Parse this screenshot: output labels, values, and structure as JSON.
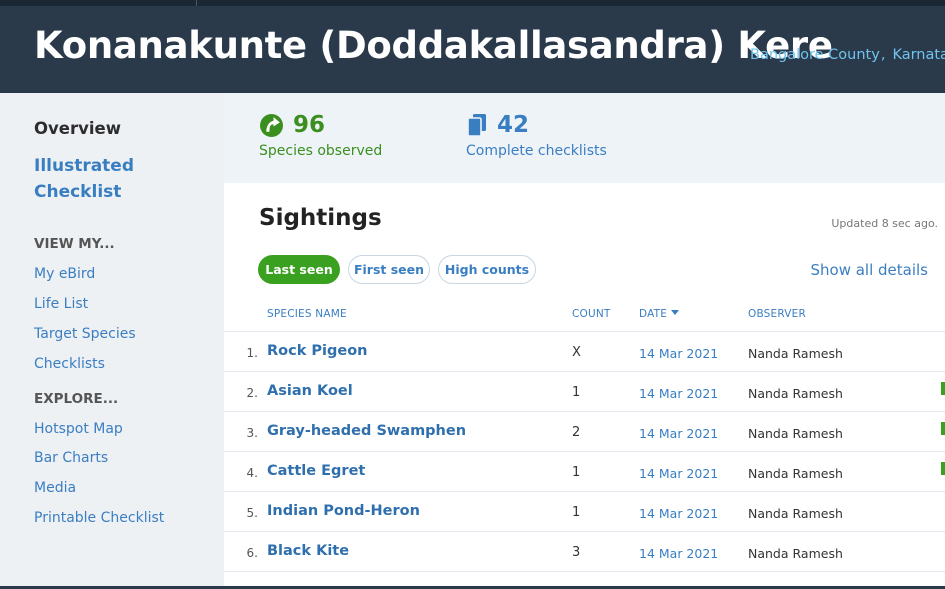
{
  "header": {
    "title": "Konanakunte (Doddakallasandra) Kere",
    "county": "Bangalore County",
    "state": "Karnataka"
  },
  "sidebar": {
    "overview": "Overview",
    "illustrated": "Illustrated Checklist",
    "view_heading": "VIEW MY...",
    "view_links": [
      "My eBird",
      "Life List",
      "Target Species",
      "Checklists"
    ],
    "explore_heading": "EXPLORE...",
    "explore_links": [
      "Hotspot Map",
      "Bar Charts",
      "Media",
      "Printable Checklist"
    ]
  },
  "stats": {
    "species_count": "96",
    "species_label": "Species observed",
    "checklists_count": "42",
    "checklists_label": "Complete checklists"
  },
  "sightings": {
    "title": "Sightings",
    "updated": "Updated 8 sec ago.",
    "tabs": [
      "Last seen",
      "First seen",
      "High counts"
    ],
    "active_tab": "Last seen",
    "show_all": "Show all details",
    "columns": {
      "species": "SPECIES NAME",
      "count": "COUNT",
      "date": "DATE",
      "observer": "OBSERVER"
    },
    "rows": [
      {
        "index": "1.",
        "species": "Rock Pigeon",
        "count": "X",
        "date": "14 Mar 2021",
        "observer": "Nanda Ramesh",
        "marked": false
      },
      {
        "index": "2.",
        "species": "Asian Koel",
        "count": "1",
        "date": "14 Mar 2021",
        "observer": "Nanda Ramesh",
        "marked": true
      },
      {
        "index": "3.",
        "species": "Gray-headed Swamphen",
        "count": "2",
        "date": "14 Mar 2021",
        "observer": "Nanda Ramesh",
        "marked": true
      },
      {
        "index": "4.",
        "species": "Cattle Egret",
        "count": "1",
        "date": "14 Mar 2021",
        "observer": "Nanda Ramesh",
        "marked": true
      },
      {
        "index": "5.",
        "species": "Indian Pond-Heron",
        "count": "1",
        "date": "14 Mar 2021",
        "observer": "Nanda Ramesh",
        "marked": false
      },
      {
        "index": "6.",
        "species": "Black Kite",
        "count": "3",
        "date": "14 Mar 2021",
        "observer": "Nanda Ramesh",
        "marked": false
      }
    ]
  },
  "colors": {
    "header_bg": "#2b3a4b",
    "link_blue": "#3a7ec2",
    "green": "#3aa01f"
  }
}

══════════

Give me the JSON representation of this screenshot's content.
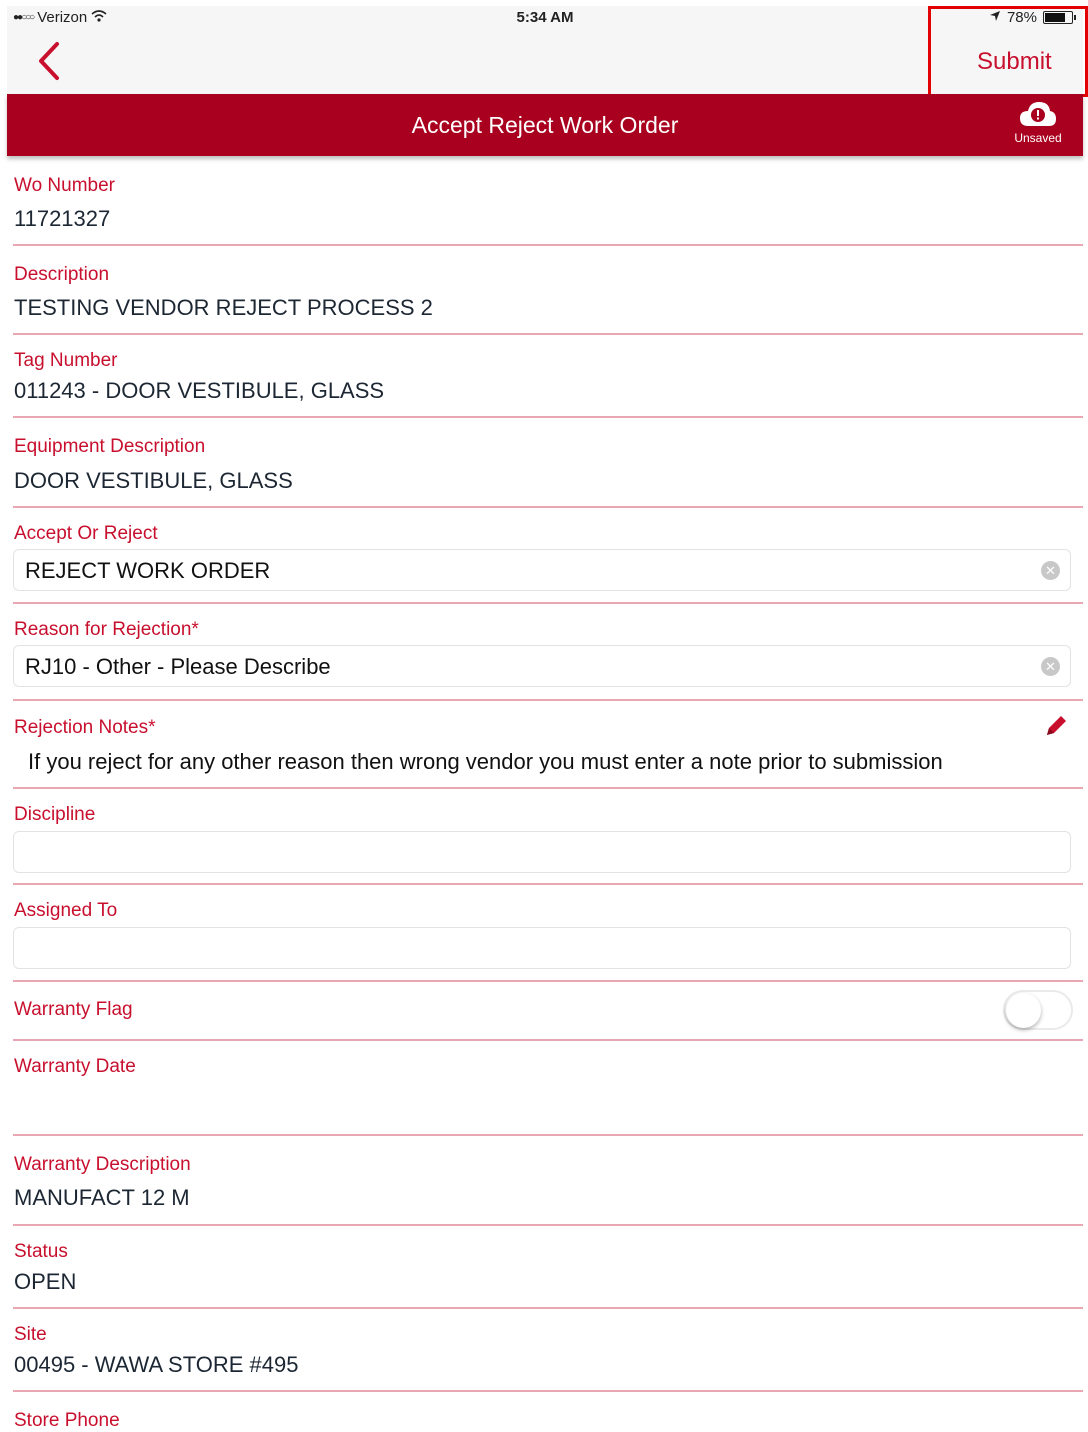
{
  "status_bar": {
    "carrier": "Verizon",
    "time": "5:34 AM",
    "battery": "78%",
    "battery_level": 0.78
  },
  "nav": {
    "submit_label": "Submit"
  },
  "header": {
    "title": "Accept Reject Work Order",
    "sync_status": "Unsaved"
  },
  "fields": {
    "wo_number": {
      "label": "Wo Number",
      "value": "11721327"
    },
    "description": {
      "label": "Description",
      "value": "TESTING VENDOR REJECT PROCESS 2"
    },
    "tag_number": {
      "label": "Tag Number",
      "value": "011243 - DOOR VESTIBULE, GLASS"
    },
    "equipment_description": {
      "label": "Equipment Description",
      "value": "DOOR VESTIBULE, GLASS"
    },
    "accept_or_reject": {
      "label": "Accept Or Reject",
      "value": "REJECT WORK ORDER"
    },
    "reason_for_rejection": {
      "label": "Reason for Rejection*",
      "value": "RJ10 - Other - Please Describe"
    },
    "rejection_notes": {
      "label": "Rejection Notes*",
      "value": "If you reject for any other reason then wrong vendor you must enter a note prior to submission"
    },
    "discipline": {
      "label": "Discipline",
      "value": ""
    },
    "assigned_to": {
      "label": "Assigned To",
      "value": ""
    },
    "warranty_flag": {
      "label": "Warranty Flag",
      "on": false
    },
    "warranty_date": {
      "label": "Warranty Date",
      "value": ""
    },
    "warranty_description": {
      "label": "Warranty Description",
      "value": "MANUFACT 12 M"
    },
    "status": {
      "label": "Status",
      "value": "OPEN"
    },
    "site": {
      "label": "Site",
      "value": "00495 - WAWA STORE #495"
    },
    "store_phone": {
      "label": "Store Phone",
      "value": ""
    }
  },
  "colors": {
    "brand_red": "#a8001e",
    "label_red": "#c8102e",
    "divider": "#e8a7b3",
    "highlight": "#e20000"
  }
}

══════════

Locate all lines in the listing above with the word "GLASS" and copy them.

Exercise answer —
      "value": "011243 - DOOR VESTIBULE, GLASS"
      "value": "DOOR VESTIBULE, GLASS"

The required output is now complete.